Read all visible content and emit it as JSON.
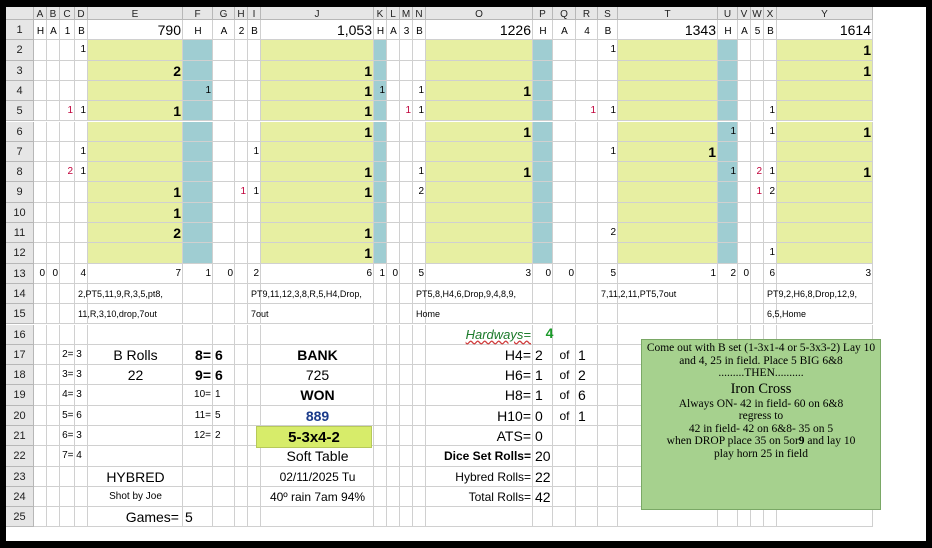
{
  "columns": [
    "A",
    "B",
    "C",
    "D",
    "E",
    "F",
    "G",
    "H",
    "I",
    "J",
    "K",
    "L",
    "M",
    "N",
    "O",
    "P",
    "Q",
    "R",
    "S",
    "T",
    "U",
    "V",
    "W",
    "X",
    "Y"
  ],
  "rows": [
    "1",
    "2",
    "3",
    "4",
    "5",
    "6",
    "7",
    "8",
    "9",
    "10",
    "11",
    "12",
    "13",
    "14",
    "15",
    "16",
    "17",
    "18",
    "19",
    "20",
    "21",
    "22",
    "23",
    "24",
    "25"
  ],
  "header_row": {
    "A": "H",
    "B": "A",
    "C": "1",
    "D": "B",
    "E": "790",
    "F": "H",
    "G": "A",
    "H": "2",
    "I": "B",
    "J": "1,053",
    "K": "H",
    "L": "A",
    "M": "3",
    "N": "B",
    "O": "1226",
    "P": "H",
    "Q": "A",
    "R": "4",
    "S": "B",
    "T": "1343",
    "U": "H",
    "V": "A",
    "W": "5",
    "X": "B",
    "Y": "1614"
  },
  "cells": [
    {
      "col": "D",
      "row": 2,
      "v": "1"
    },
    {
      "col": "S",
      "row": 2,
      "v": "1"
    },
    {
      "col": "Y",
      "row": 2,
      "v": "1"
    },
    {
      "col": "E",
      "row": 3,
      "v": "2"
    },
    {
      "col": "J",
      "row": 3,
      "v": "1"
    },
    {
      "col": "Y",
      "row": 3,
      "v": "1"
    },
    {
      "col": "F",
      "row": 4,
      "v": "1"
    },
    {
      "col": "J",
      "row": 4,
      "v": "1"
    },
    {
      "col": "K",
      "row": 4,
      "v": "1"
    },
    {
      "col": "N",
      "row": 4,
      "v": "1"
    },
    {
      "col": "O",
      "row": 4,
      "v": "1"
    },
    {
      "col": "C",
      "row": 5,
      "v": "1",
      "red": true
    },
    {
      "col": "D",
      "row": 5,
      "v": "1"
    },
    {
      "col": "E",
      "row": 5,
      "v": "1"
    },
    {
      "col": "J",
      "row": 5,
      "v": "1"
    },
    {
      "col": "M",
      "row": 5,
      "v": "1",
      "red": true
    },
    {
      "col": "N",
      "row": 5,
      "v": "1"
    },
    {
      "col": "R",
      "row": 5,
      "v": "1",
      "red": true
    },
    {
      "col": "S",
      "row": 5,
      "v": "1"
    },
    {
      "col": "X",
      "row": 5,
      "v": "1"
    },
    {
      "col": "J",
      "row": 6,
      "v": "1"
    },
    {
      "col": "O",
      "row": 6,
      "v": "1"
    },
    {
      "col": "U",
      "row": 6,
      "v": "1"
    },
    {
      "col": "X",
      "row": 6,
      "v": "1"
    },
    {
      "col": "Y",
      "row": 6,
      "v": "1"
    },
    {
      "col": "D",
      "row": 7,
      "v": "1"
    },
    {
      "col": "I",
      "row": 7,
      "v": "1"
    },
    {
      "col": "S",
      "row": 7,
      "v": "1"
    },
    {
      "col": "T",
      "row": 7,
      "v": "1"
    },
    {
      "col": "C",
      "row": 8,
      "v": "2",
      "red": true
    },
    {
      "col": "D",
      "row": 8,
      "v": "1"
    },
    {
      "col": "J",
      "row": 8,
      "v": "1"
    },
    {
      "col": "N",
      "row": 8,
      "v": "1"
    },
    {
      "col": "O",
      "row": 8,
      "v": "1"
    },
    {
      "col": "U",
      "row": 8,
      "v": "1"
    },
    {
      "col": "W",
      "row": 8,
      "v": "2",
      "red": true
    },
    {
      "col": "X",
      "row": 8,
      "v": "1"
    },
    {
      "col": "Y",
      "row": 8,
      "v": "1"
    },
    {
      "col": "E",
      "row": 9,
      "v": "1"
    },
    {
      "col": "H",
      "row": 9,
      "v": "1",
      "red": true
    },
    {
      "col": "I",
      "row": 9,
      "v": "1"
    },
    {
      "col": "J",
      "row": 9,
      "v": "1"
    },
    {
      "col": "N",
      "row": 9,
      "v": "2"
    },
    {
      "col": "W",
      "row": 9,
      "v": "1",
      "red": true
    },
    {
      "col": "X",
      "row": 9,
      "v": "2"
    },
    {
      "col": "E",
      "row": 10,
      "v": "1"
    },
    {
      "col": "E",
      "row": 11,
      "v": "2"
    },
    {
      "col": "J",
      "row": 11,
      "v": "1"
    },
    {
      "col": "S",
      "row": 11,
      "v": "2"
    },
    {
      "col": "J",
      "row": 12,
      "v": "1"
    },
    {
      "col": "X",
      "row": 12,
      "v": "1"
    }
  ],
  "totals_row": {
    "A": "0",
    "B": "0",
    "D": "4",
    "E": "7",
    "F": "1",
    "G": "0",
    "I": "2",
    "J": "6",
    "K": "1",
    "L": "0",
    "N": "5",
    "O": "3",
    "P": "0",
    "Q": "0",
    "S": "5",
    "T": "1",
    "U": "2",
    "V": "0",
    "X": "6",
    "Y": "3"
  },
  "sequences": [
    {
      "col": "D",
      "row14": "2,PT5,11,9,R,3,5,pt8,",
      "row15": "11,R,3,10,drop,7out"
    },
    {
      "col": "I",
      "row14": "PT9,11,12,3,8,R,5,H4,Drop,",
      "row15": "7out"
    },
    {
      "col": "N",
      "row14": "PT5,8,H4,6,Drop,9,4,8,9,",
      "row15": "Home"
    },
    {
      "col": "S",
      "row14": "7,11,2,11,PT5,7out",
      "row15": ""
    },
    {
      "col": "X",
      "row14": "PT9,2,H6,8,Drop,12,9,",
      "row15": "6,5,Home"
    }
  ],
  "sum_counts": [
    {
      "label": "2= 3",
      "row": 17
    },
    {
      "label": "3= 3",
      "row": 18
    },
    {
      "label": "4= 3",
      "row": 19
    },
    {
      "label": "5= 6",
      "row": 20
    },
    {
      "label": "6= 3",
      "row": 21
    },
    {
      "label": "7= 4",
      "row": 22
    }
  ],
  "sum_counts_b": [
    {
      "label": "8=",
      "val": "6",
      "row": 17
    },
    {
      "label": "9=",
      "val": "6",
      "row": 18
    },
    {
      "label": "10=",
      "val": "1",
      "row": 19
    },
    {
      "label": "11=",
      "val": "5",
      "row": 20
    },
    {
      "label": "12=",
      "val": "2",
      "row": 21
    }
  ],
  "b_rolls_label": "B Rolls",
  "b_rolls_value": "22",
  "hybred": "HYBRED",
  "shot_by": "Shot by Joe",
  "games_label": "Games=",
  "games_value": "5",
  "bank_label": "BANK",
  "bank_value": "725",
  "won_label": "WON",
  "won_value": "889",
  "dice_set": "5-3x4-2",
  "table_type": "Soft Table",
  "date": "02/11/2025 Tu",
  "weather": "40º rain 7am 94%",
  "hardways_label": "Hardways=",
  "hardways_value": "4",
  "hard": [
    {
      "label": "H4=",
      "val": "2",
      "of": "of",
      "tot": "1",
      "row": 17
    },
    {
      "label": "H6=",
      "val": "1",
      "of": "of",
      "tot": "2",
      "row": 18
    },
    {
      "label": "H8=",
      "val": "1",
      "of": "of",
      "tot": "6",
      "row": 19
    },
    {
      "label": "H10=",
      "val": "0",
      "of": "of",
      "tot": "1",
      "row": 20
    }
  ],
  "ats_label": "ATS=",
  "ats_value": "0",
  "dice_set_rolls_label": "Dice Set Rolls=",
  "dice_set_rolls_value": "20",
  "hybred_rolls_label": "Hybred Rolls=",
  "hybred_rolls_value": "22",
  "total_rolls_label": "Total Rolls=",
  "total_rolls_value": "42",
  "note": {
    "line1": "Come out with B set (1-3x1-4 or 5-3x3-2) Lay 10",
    "line2": "and 4, 25 in field. Place 5 BIG 6&8",
    "line3": ".........THEN..........",
    "title": "Iron Cross",
    "line4": "Always ON- 42 in field- 60 on 6&8",
    "line5": "regress to",
    "line6": "42 in field- 42 on 6&8- 35 on 5",
    "line7a": "when DROP place 35 on 5or",
    "line7b": "9",
    "line7c": "and lay 10",
    "line8": "play horn 25 in field"
  }
}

* INSTRUCTION *
Each line with the string "field" in it needs to be found and copied.

* TASK ANSWER *
    "line2": "and 4, 25 in field. Place 5 BIG 6&8",
    "line4": "Always ON- 42 in field- 60 on 6&8",
    "line6": "42 in field- 42 on 6&8- 35 on 5",
    "line8": "play horn 25 in field"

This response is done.